*** Text ***

Software Sleuthing – The Act of Being a Detective! by Prabhat Mishra on June 17, 2020 1,185 views
Software sleuthing or debugging is a process of investigating a problem within a computer program. Since it’s an investigation, it always starts when someone notices or reports the problem.
The problem could be an error or performance issue or it could be a functional anomaly.
For example:
Problem #1 – A user is getting HTTP 403 Forbidden error even after providing required access permissions.
Problem #2 – A search operation at times takes more than a minute to give a response.
Problem #3 – Account balance being displayed varies from expected balance.
Note: if you are reporting a problem then make sure to include following details on the problem report
i). What were you doing?
ii). What happened?
iii). What you were expecting?
iv). Other evidence like URLs, snapshots, error messages etc.
This information gives the investigating team a good head start.

*** Data shown ***

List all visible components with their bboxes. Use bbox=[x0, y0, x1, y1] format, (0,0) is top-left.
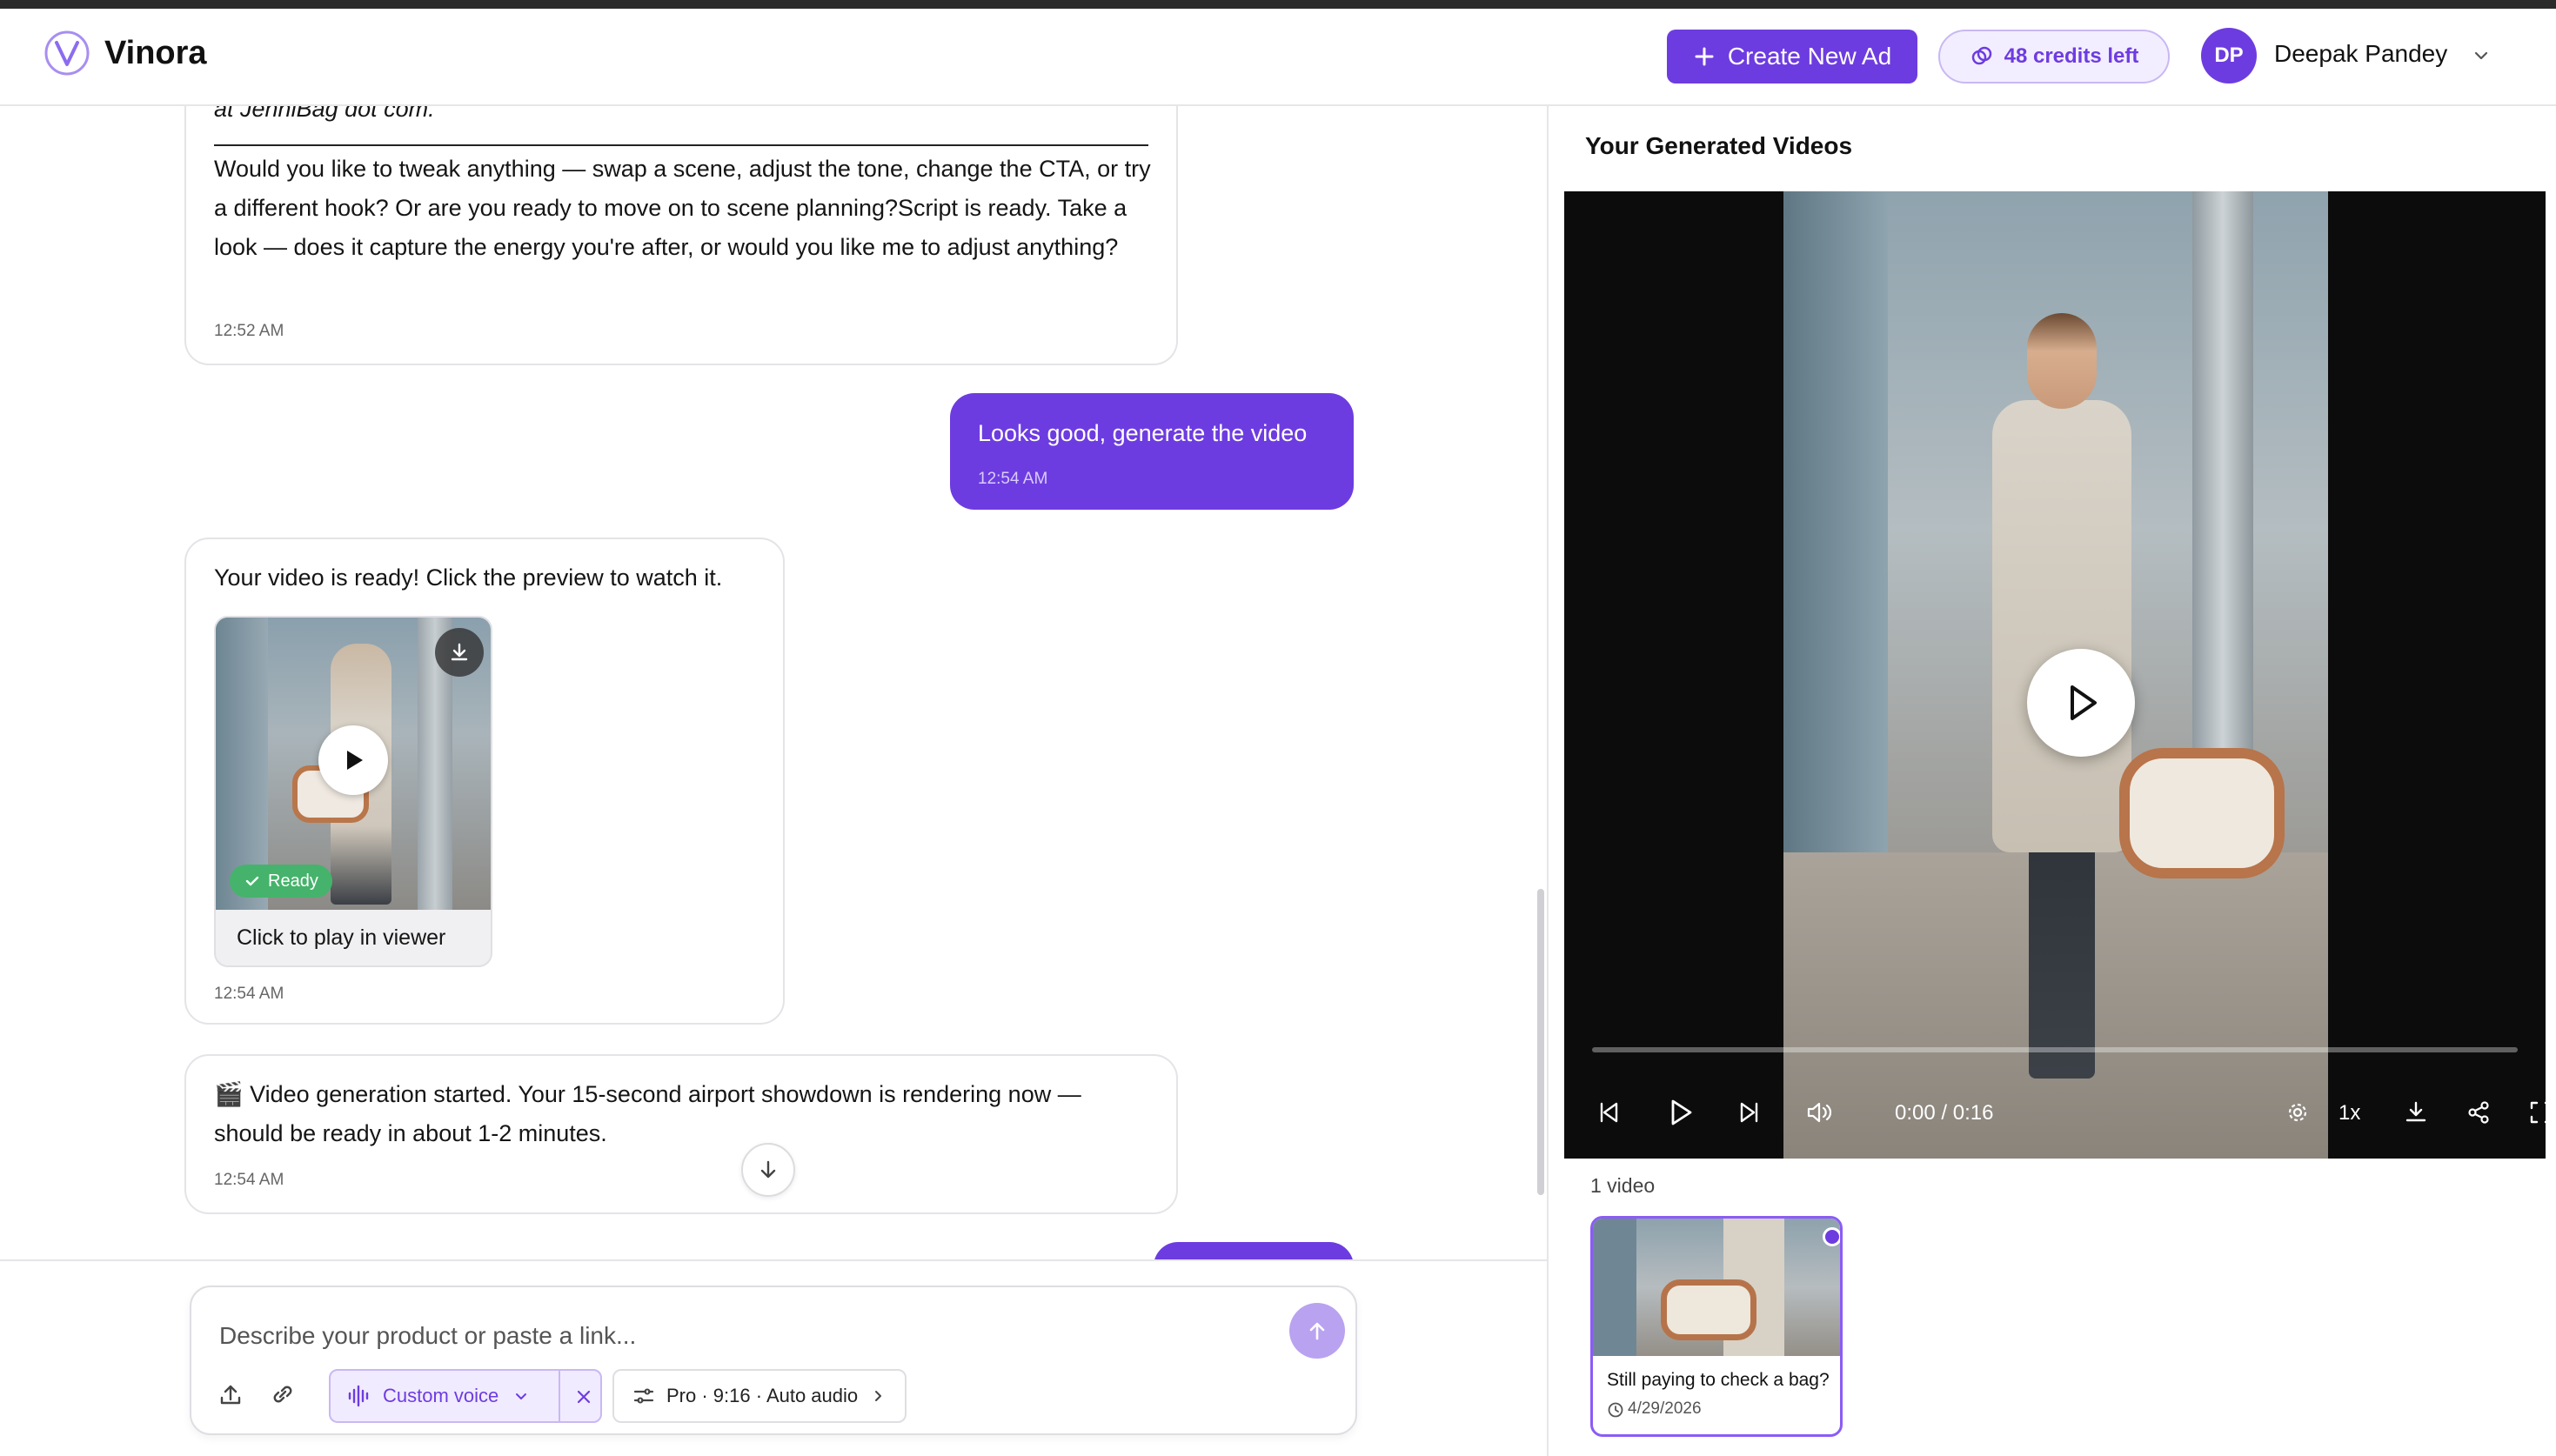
generation-settings-button[interactable]: Pro · 9:16 · Auto audio bbox=[612, 1369, 907, 1423]
assistant-message: at JenniBag dot com.” Would you like to … bbox=[184, 106, 1178, 365]
credits-label: 48 credits left bbox=[2004, 44, 2139, 68]
prompt-input[interactable]: Describe your product or paste a link... bbox=[219, 1322, 636, 1350]
scroll-to-bottom-button[interactable] bbox=[741, 1143, 795, 1197]
chat-thread[interactable]: at JenniBag dot com.” Would you like to … bbox=[0, 106, 1547, 1259]
user-message: Looks good, generate the video 12:54 AM bbox=[950, 393, 1354, 510]
video-card-title: Still paying to check a bag? bbox=[1607, 1370, 1830, 1390]
message-time: 12:52 AM bbox=[214, 322, 284, 340]
download-icon[interactable] bbox=[2396, 1092, 2436, 1132]
chevron-down-icon[interactable] bbox=[2471, 45, 2492, 66]
panel-title: Your Generated Videos bbox=[1585, 132, 1853, 159]
arrow-down-icon bbox=[760, 1160, 776, 1179]
sliders-icon bbox=[633, 1388, 654, 1404]
video-count: 1 video bbox=[1590, 1174, 1656, 1197]
playback-speed[interactable]: 1x bbox=[2339, 1101, 2360, 1125]
player-controls: 0:00 / 0:16 1x bbox=[1564, 1082, 2546, 1143]
credits-badge[interactable]: 48 credits left bbox=[1938, 30, 2170, 83]
volume-icon[interactable] bbox=[1799, 1092, 1839, 1132]
clock-icon bbox=[1608, 1402, 1623, 1418]
user-name[interactable]: Deepak Pandey bbox=[2274, 40, 2447, 68]
app-header: Vinora Create New Ad 48 credits left DP … bbox=[0, 9, 2556, 106]
user-message-partial bbox=[1154, 1242, 1354, 1259]
video-timecode: 0:00 / 0:16 bbox=[1895, 1101, 1994, 1125]
coins-icon bbox=[1971, 46, 1991, 65]
create-new-ad-label: Create New Ad bbox=[1727, 43, 1892, 70]
video-progress-bar[interactable] bbox=[1592, 1047, 2518, 1052]
fullscreen-icon[interactable] bbox=[2521, 1092, 2546, 1132]
video-preview-thumbnail[interactable]: Ready Click to play in viewer bbox=[214, 616, 492, 967]
video-card[interactable]: Still paying to check a bag? 4/29/2026 bbox=[1590, 1216, 1843, 1437]
skip-forward-icon[interactable] bbox=[1730, 1092, 1770, 1132]
assistant-message: Your video is ready! Click the preview t… bbox=[184, 538, 785, 1025]
assistant-message: 🎬 Video generation started. Your 15-seco… bbox=[184, 1054, 1178, 1214]
selected-indicator bbox=[1823, 1227, 1840, 1246]
generated-videos-panel: Your Generated Videos 0:00 / 0:16 1x 1 v… bbox=[1547, 106, 2556, 1456]
message-text: Your video is ready! Click the preview t… bbox=[214, 564, 723, 591]
share-icon[interactable] bbox=[2459, 1092, 2499, 1132]
message-text: Looks good, generate the video bbox=[978, 420, 1308, 446]
generation-settings-label: Pro · 9:16 · Auto audio bbox=[666, 1385, 859, 1406]
skip-back-icon[interactable] bbox=[1589, 1092, 1629, 1132]
send-button[interactable] bbox=[1289, 1303, 1345, 1359]
play-icon[interactable] bbox=[2027, 649, 2135, 757]
voice-selector[interactable]: Custom voice bbox=[329, 1369, 602, 1423]
status-badge: Ready bbox=[230, 865, 332, 898]
link-icon[interactable] bbox=[268, 1379, 298, 1409]
close-icon[interactable] bbox=[574, 1387, 593, 1406]
upload-icon[interactable] bbox=[216, 1379, 245, 1409]
arrow-up-icon bbox=[1309, 1322, 1325, 1340]
video-player[interactable]: 0:00 / 0:16 1x bbox=[1564, 191, 2546, 1159]
vinora-logo-icon[interactable] bbox=[43, 30, 90, 77]
plus-icon bbox=[1695, 47, 1714, 66]
message-text: Would you like to tweak anything — swap … bbox=[214, 156, 1151, 260]
video-card-date: 4/29/2026 bbox=[1628, 1399, 1702, 1418]
chevron-down-icon bbox=[516, 1393, 527, 1399]
create-new-ad-button[interactable]: Create New Ad bbox=[1667, 30, 1917, 83]
voice-selector-label: Custom voice bbox=[383, 1385, 499, 1406]
composer: Describe your product or paste a link...… bbox=[190, 1286, 1357, 1435]
thumbnail-caption: Click to play in viewer bbox=[237, 925, 446, 950]
download-icon[interactable] bbox=[435, 628, 484, 677]
script-quote-tail: at JenniBag dot com.” bbox=[214, 106, 443, 122]
chat-scrollbar[interactable] bbox=[1537, 889, 1544, 1195]
divider bbox=[214, 144, 1148, 146]
composer-area: Describe your product or paste a link...… bbox=[0, 1259, 1547, 1456]
settings-gear-icon[interactable] bbox=[2278, 1092, 2318, 1132]
user-avatar[interactable]: DP bbox=[2201, 28, 2257, 83]
play-icon[interactable] bbox=[318, 725, 388, 795]
play-icon[interactable] bbox=[1660, 1092, 1700, 1132]
chevron-right-icon bbox=[875, 1391, 882, 1401]
brand-name[interactable]: Vinora bbox=[104, 35, 207, 72]
message-time: 12:54 AM bbox=[978, 470, 1048, 488]
status-badge-label: Ready bbox=[268, 871, 318, 891]
window-top-strip bbox=[0, 0, 2556, 9]
message-text: 🎬 Video generation started. Your 15-seco… bbox=[214, 1081, 1081, 1146]
check-icon bbox=[245, 876, 259, 886]
video-card-thumbnail bbox=[1593, 1219, 1840, 1356]
audio-wave-icon bbox=[348, 1385, 369, 1407]
message-time: 12:54 AM bbox=[214, 985, 284, 1003]
message-time: 12:54 AM bbox=[214, 1171, 284, 1189]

***

[What is being asked] In the software sleuthing text, turn the paragraph that begins "Software sleuthing or debugging is" into a short bulleted list that keeps its main facts.

[Result of this task]
- Software sleuthing, or debugging, means investigating a problem within a computer program.
- Because it is an investigation, it always begins when someone notices or reports the problem.